Write out the data below in full, unchanged, minus the images.

• Data shown:
......
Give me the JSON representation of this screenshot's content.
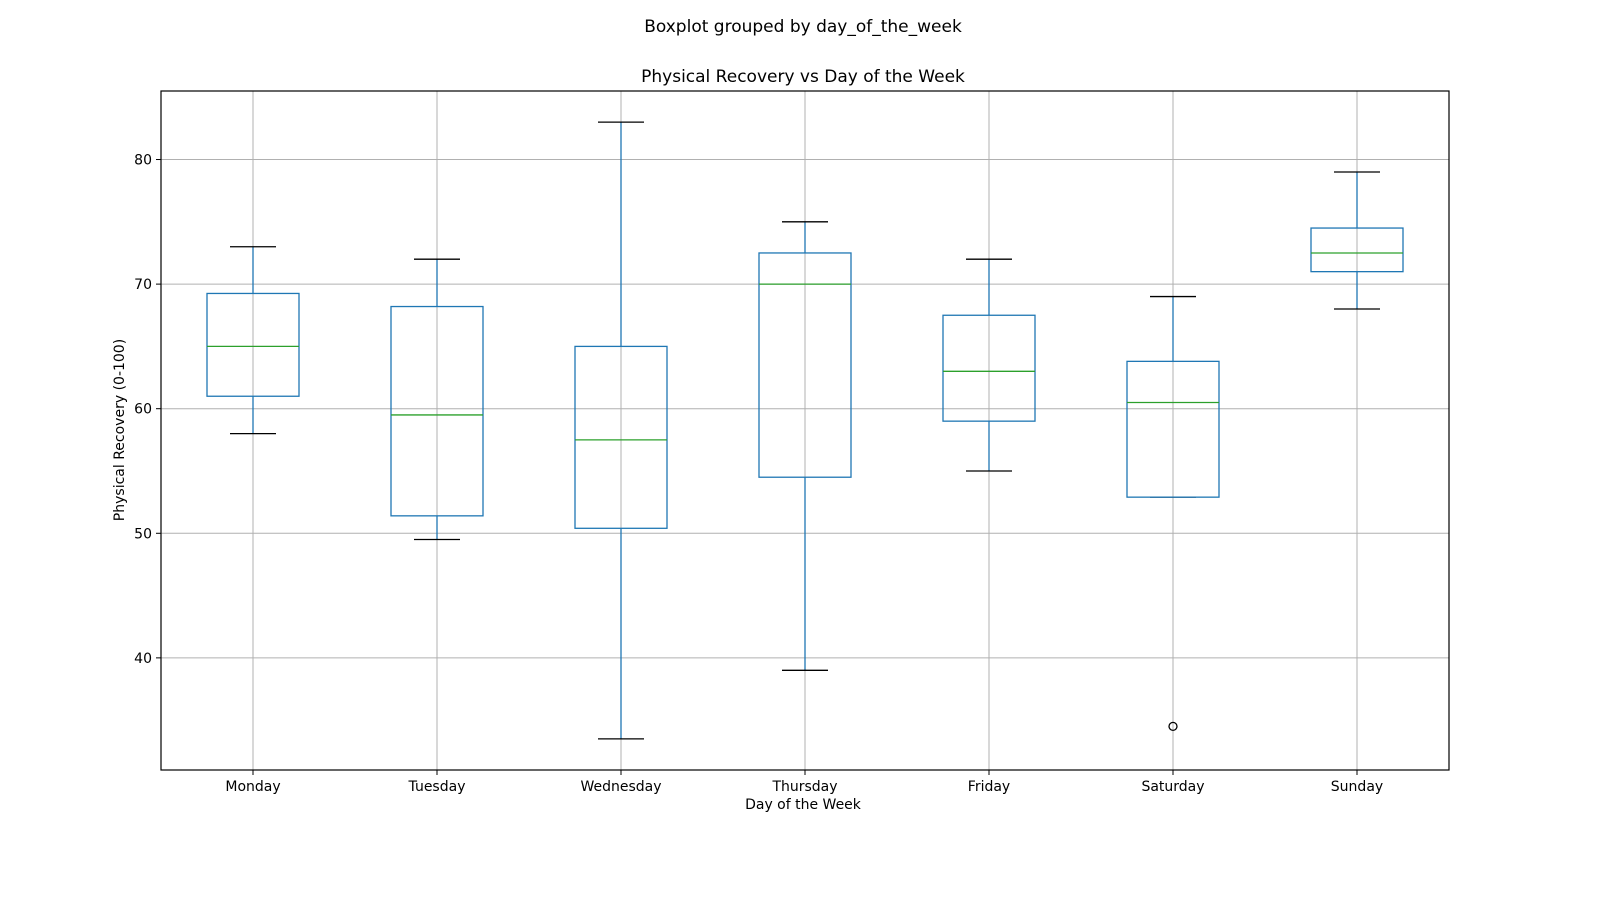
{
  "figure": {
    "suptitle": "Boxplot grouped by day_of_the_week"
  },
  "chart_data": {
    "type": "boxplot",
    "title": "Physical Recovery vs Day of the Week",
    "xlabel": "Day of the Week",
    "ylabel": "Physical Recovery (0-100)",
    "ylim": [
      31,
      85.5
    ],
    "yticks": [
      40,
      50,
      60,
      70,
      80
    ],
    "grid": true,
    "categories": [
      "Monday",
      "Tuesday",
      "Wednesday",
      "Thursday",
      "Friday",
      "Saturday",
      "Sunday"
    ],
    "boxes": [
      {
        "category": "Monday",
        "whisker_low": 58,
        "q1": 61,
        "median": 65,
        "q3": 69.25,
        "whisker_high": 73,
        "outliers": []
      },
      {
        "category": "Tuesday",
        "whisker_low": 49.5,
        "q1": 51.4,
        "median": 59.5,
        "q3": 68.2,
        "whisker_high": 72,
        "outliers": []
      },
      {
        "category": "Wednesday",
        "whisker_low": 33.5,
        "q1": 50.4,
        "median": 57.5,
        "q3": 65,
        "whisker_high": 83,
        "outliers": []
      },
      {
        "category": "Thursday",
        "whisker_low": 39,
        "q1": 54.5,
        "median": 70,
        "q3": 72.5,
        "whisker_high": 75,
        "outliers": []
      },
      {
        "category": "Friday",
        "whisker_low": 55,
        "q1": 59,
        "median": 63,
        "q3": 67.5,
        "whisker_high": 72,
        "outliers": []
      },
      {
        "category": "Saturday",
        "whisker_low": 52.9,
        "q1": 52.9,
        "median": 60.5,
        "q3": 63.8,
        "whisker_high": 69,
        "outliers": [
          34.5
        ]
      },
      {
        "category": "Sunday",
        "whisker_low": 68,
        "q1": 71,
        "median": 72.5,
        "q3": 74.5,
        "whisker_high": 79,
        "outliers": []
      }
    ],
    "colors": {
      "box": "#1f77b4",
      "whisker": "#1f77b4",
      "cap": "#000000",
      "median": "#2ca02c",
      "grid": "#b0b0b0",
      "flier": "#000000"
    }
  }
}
......
• Right answer:
Give me the JSON representation of this screenshot's content.
{
  "figure": {
    "suptitle": "Boxplot grouped by day_of_the_week"
  },
  "chart_data": {
    "type": "boxplot",
    "title": "Physical Recovery vs Day of the Week",
    "xlabel": "Day of the Week",
    "ylabel": "Physical Recovery (0-100)",
    "ylim": [
      31,
      85.5
    ],
    "yticks": [
      40,
      50,
      60,
      70,
      80
    ],
    "grid": true,
    "categories": [
      "Monday",
      "Tuesday",
      "Wednesday",
      "Thursday",
      "Friday",
      "Saturday",
      "Sunday"
    ],
    "boxes": [
      {
        "category": "Monday",
        "whisker_low": 58,
        "q1": 61,
        "median": 65,
        "q3": 69.25,
        "whisker_high": 73,
        "outliers": []
      },
      {
        "category": "Tuesday",
        "whisker_low": 49.5,
        "q1": 51.4,
        "median": 59.5,
        "q3": 68.2,
        "whisker_high": 72,
        "outliers": []
      },
      {
        "category": "Wednesday",
        "whisker_low": 33.5,
        "q1": 50.4,
        "median": 57.5,
        "q3": 65,
        "whisker_high": 83,
        "outliers": []
      },
      {
        "category": "Thursday",
        "whisker_low": 39,
        "q1": 54.5,
        "median": 70,
        "q3": 72.5,
        "whisker_high": 75,
        "outliers": []
      },
      {
        "category": "Friday",
        "whisker_low": 55,
        "q1": 59,
        "median": 63,
        "q3": 67.5,
        "whisker_high": 72,
        "outliers": []
      },
      {
        "category": "Saturday",
        "whisker_low": 52.9,
        "q1": 52.9,
        "median": 60.5,
        "q3": 63.8,
        "whisker_high": 69,
        "outliers": [
          34.5
        ]
      },
      {
        "category": "Sunday",
        "whisker_low": 68,
        "q1": 71,
        "median": 72.5,
        "q3": 74.5,
        "whisker_high": 79,
        "outliers": []
      }
    ],
    "colors": {
      "box": "#1f77b4",
      "whisker": "#1f77b4",
      "cap": "#000000",
      "median": "#2ca02c",
      "grid": "#b0b0b0",
      "flier": "#000000"
    }
  }
}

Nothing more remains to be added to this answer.